Figure record listings:
+ + + + +

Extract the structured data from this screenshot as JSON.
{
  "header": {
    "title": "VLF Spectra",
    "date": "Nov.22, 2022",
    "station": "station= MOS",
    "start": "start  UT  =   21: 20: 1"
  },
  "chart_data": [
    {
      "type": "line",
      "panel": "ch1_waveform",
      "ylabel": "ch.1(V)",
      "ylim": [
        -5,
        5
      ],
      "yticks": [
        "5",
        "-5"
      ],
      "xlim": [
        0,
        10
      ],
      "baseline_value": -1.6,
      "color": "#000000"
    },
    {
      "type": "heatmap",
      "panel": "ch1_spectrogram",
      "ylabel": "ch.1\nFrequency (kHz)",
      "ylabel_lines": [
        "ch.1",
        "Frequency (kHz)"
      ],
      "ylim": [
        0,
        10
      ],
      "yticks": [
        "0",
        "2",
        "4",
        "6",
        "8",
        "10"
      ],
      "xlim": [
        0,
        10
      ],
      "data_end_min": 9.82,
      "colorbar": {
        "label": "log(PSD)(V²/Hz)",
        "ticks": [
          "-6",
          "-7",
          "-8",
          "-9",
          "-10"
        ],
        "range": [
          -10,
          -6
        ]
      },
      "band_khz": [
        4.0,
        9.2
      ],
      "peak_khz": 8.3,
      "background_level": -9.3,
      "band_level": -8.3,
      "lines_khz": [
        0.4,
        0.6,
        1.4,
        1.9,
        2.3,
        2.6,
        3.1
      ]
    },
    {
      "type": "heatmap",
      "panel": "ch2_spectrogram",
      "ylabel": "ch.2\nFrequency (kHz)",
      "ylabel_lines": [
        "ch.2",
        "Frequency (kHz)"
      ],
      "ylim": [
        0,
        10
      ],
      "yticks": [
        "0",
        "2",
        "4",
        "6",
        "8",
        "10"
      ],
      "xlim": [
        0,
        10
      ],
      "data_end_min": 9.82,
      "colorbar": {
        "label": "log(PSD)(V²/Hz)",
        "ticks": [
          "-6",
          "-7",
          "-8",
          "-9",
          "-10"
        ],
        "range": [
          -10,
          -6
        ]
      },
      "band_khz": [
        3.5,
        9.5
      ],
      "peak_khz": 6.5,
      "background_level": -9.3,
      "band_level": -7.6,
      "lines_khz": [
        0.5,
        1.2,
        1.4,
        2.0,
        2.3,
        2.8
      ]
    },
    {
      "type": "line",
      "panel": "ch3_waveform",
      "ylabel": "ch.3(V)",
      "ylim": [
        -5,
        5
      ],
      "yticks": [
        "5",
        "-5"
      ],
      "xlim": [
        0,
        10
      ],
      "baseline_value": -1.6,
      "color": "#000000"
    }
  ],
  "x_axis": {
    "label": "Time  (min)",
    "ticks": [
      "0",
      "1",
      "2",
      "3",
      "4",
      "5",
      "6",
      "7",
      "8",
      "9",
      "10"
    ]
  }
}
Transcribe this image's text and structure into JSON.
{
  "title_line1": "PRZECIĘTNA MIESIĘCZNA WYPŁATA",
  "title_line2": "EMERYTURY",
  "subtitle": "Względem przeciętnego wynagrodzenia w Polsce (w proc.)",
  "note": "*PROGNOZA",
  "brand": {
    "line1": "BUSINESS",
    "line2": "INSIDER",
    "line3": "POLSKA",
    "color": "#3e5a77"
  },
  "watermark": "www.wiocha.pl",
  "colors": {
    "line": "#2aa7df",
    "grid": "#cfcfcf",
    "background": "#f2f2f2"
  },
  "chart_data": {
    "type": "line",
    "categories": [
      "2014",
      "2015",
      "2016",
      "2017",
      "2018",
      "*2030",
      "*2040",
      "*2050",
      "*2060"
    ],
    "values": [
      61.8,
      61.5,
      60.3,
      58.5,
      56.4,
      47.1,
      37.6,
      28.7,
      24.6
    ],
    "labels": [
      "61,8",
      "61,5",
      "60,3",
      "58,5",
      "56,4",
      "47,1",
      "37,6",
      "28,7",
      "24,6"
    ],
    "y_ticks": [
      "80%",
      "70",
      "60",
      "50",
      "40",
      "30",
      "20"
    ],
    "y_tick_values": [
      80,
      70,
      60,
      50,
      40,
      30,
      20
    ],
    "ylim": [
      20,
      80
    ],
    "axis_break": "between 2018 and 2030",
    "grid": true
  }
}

+ + + + +

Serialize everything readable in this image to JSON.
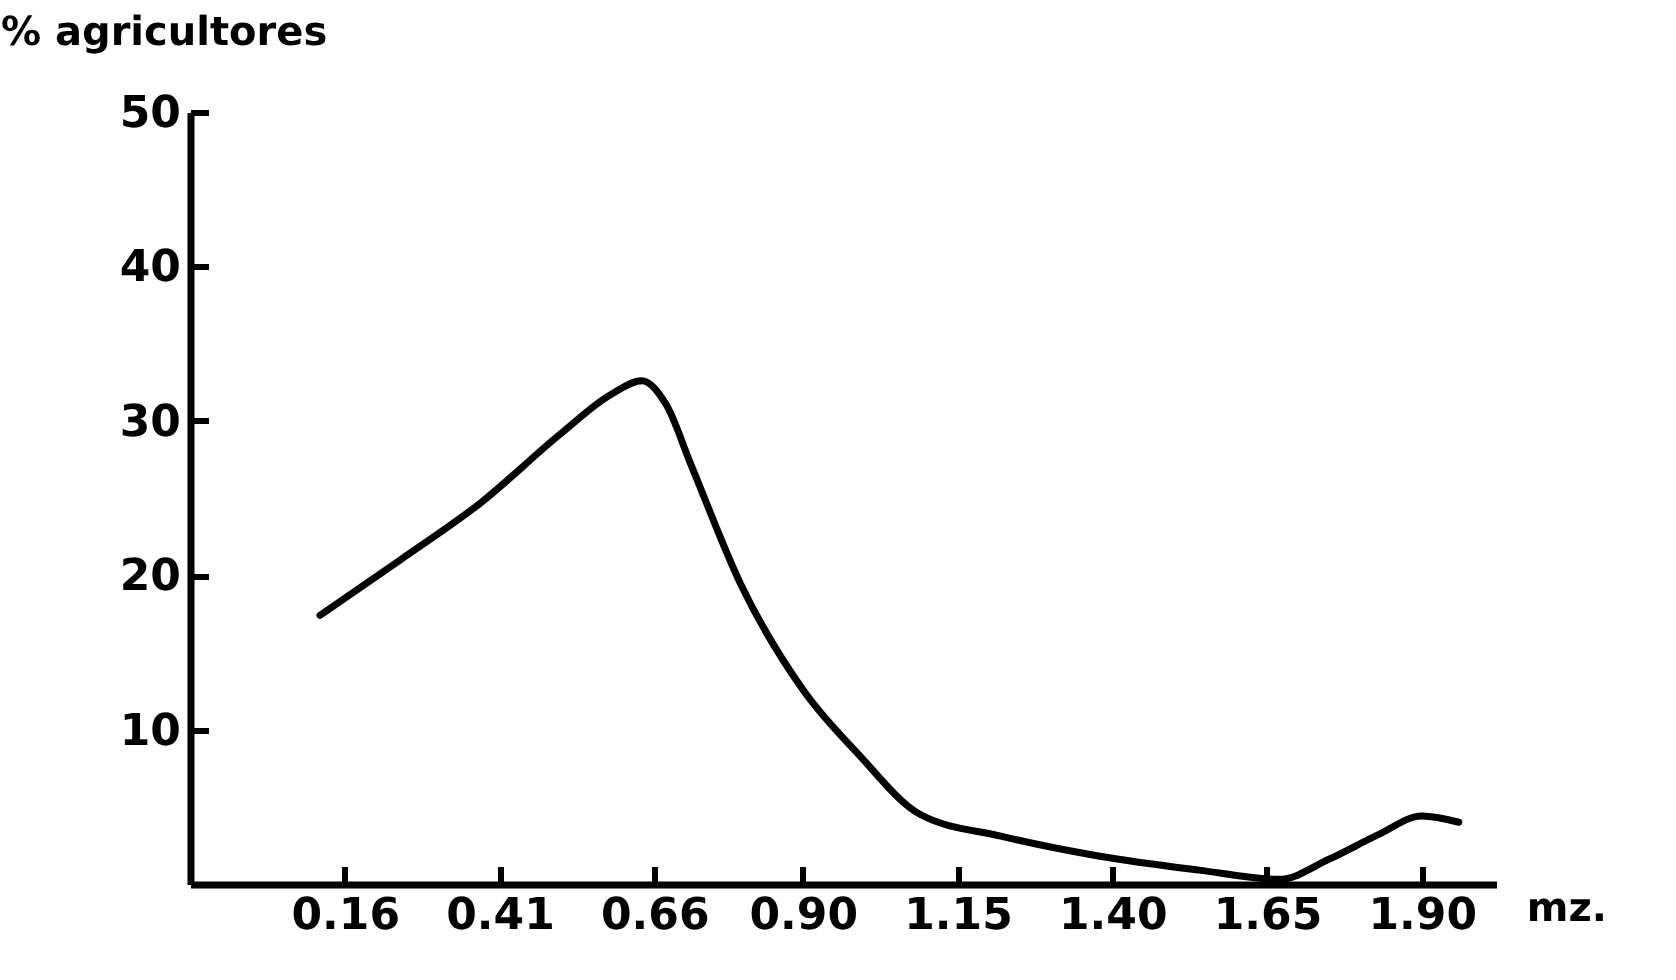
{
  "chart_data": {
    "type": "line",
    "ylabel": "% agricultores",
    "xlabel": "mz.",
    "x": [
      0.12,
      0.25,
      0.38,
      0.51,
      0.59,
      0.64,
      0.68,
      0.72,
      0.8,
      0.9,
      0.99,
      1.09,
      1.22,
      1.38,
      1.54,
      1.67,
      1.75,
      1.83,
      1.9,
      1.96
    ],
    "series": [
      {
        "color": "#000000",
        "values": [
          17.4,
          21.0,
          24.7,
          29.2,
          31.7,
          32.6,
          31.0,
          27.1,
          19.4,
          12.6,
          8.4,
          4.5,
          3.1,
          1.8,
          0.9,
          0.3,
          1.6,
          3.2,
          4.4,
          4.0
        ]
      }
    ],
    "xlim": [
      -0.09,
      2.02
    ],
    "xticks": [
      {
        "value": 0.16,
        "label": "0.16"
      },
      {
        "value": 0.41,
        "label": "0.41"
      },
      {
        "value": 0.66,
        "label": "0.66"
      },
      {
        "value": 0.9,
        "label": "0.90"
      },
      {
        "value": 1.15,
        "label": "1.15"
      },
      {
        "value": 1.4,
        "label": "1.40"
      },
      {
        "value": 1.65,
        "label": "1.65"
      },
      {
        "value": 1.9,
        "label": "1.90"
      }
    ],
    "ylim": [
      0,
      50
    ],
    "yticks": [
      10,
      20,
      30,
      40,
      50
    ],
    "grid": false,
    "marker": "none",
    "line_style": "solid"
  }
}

+ + + + +

**Exercise goal**
Make a copy of each line that contains the string "image".

**Complete response**
Transcribe this image's text and structure into JSON.
Serialize everything readable in this image to JSON.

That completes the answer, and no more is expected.